■ **YOUR GOAL**: Copy each line of the data below exactly, leaving out pictures.

■ **RECORDS PROVIDED**:

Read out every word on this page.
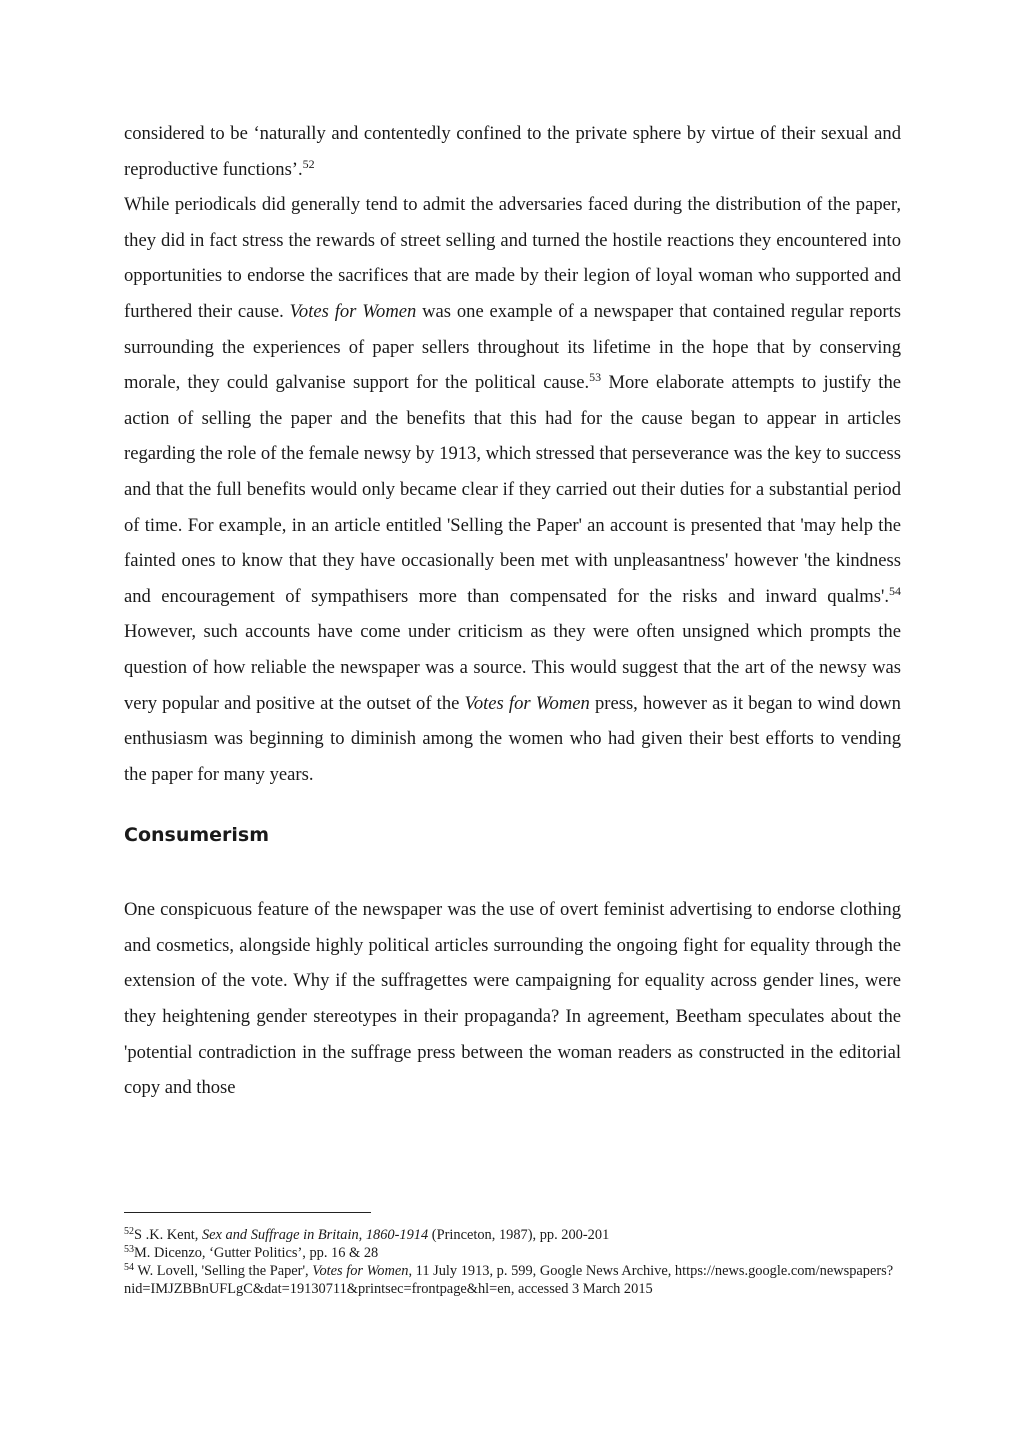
considered to be ‘naturally and contentedly confined to the private sphere by virtue of their sexual and reproductive functions’.$^{52}$

While periodicals did generally tend to admit the adversaries faced during the distribution of the paper, they did in fact stress the rewards of street selling and turned the hostile reactions they encountered into opportunities to endorse the sacrifices that are made by their legion of loyal woman who supported and furthered their cause. Votes for Women was one example of a newspaper that contained regular reports surrounding the experiences of paper sellers throughout its lifetime in the hope that by conserving morale, they could galvanise support for the political cause.$^{53}$ More elaborate attempts to justify the action of selling the paper and the benefits that this had for the cause began to appear in articles regarding the role of the female newsy by 1913, which stressed that perseverance was the key to success and that the full benefits would only became clear if they carried out their duties for a substantial period of time. For example, in an article entitled 'Selling the Paper' an account is presented that 'may help the fainted ones to know that they have occasionally been met with unpleasantness' however 'the kindness and encouragement of sympathisers more than compensated for the risks and inward qualms'.$^{54}$ However, such accounts have come under criticism as they were often unsigned which prompts the question of how reliable the newspaper was a source. This would suggest that the art of the newsy was very popular and positive at the outset of the Votes for Women press, however as it began to wind down enthusiasm was beginning to diminish among the women who had given their best efforts to vending the paper for many years.

Consumerism

One conspicuous feature of the newspaper was the use of overt feminist advertising to endorse clothing and cosmetics, alongside highly political articles surrounding the ongoing fight for equality through the extension of the vote. Why if the suffragettes were campaigning for equality across gender lines, were they heightening gender stereotypes in their propaganda? In agreement, Beetham speculates about the 'potential contradiction in the suffrage press between the woman readers as constructed in the editorial copy and those

$^{52}$S .K. Kent, Sex and Suffrage in Britain, 1860-1914 (Princeton, 1987), pp. 200-201
$^{53}$M. Dicenzo, ‘Gutter Politics’, pp. 16 & 28
$^{54}$ W. Lovell, 'Selling the Paper', Votes for Women, 11 July 1913, p. 599, Google News Archive, https://news.google.com/newspapers?nid=IMJZBBnUFLgC&dat=19130711&printsec=frontpage&hl=en, accessed 3 March 2015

■ **THE RESPONSE**:
Read out every word on this page.
considered to be ‘naturally and contentedly confined to the private sphere by virtue of their sexual and reproductive functions’.$^{52}$

While periodicals did generally tend to admit the adversaries faced during the distribution of the paper, they did in fact stress the rewards of street selling and turned the hostile reactions they encountered into opportunities to endorse the sacrifices that are made by their legion of loyal woman who supported and furthered their cause. Votes for Women was one example of a newspaper that contained regular reports surrounding the experiences of paper sellers throughout its lifetime in the hope that by conserving morale, they could galvanise support for the political cause.$^{53}$ More elaborate attempts to justify the action of selling the paper and the benefits that this had for the cause began to appear in articles regarding the role of the female newsy by 1913, which stressed that perseverance was the key to success and that the full benefits would only became clear if they carried out their duties for a substantial period of time. For example, in an article entitled 'Selling the Paper' an account is presented that 'may help the fainted ones to know that they have occasionally been met with unpleasantness' however 'the kindness and encouragement of sympathisers more than compensated for the risks and inward qualms'.$^{54}$ However, such accounts have come under criticism as they were often unsigned which prompts the question of how reliable the newspaper was a source. This would suggest that the art of the newsy was very popular and positive at the outset of the Votes for Women press, however as it began to wind down enthusiasm was beginning to diminish among the women who had given their best efforts to vending the paper for many years.

Consumerism

One conspicuous feature of the newspaper was the use of overt feminist advertising to endorse clothing and cosmetics, alongside highly political articles surrounding the ongoing fight for equality through the extension of the vote. Why if the suffragettes were campaigning for equality across gender lines, were they heightening gender stereotypes in their propaganda? In agreement, Beetham speculates about the 'potential contradiction in the suffrage press between the woman readers as constructed in the editorial copy and those

$^{52}$S .K. Kent, Sex and Suffrage in Britain, 1860-1914 (Princeton, 1987), pp. 200-201
$^{53}$M. Dicenzo, ‘Gutter Politics’, pp. 16 & 28
$^{54}$ W. Lovell, 'Selling the Paper', Votes for Women, 11 July 1913, p. 599, Google News Archive, https://news.google.com/newspapers?nid=IMJZBBnUFLgC&dat=19130711&printsec=frontpage&hl=en, accessed 3 March 2015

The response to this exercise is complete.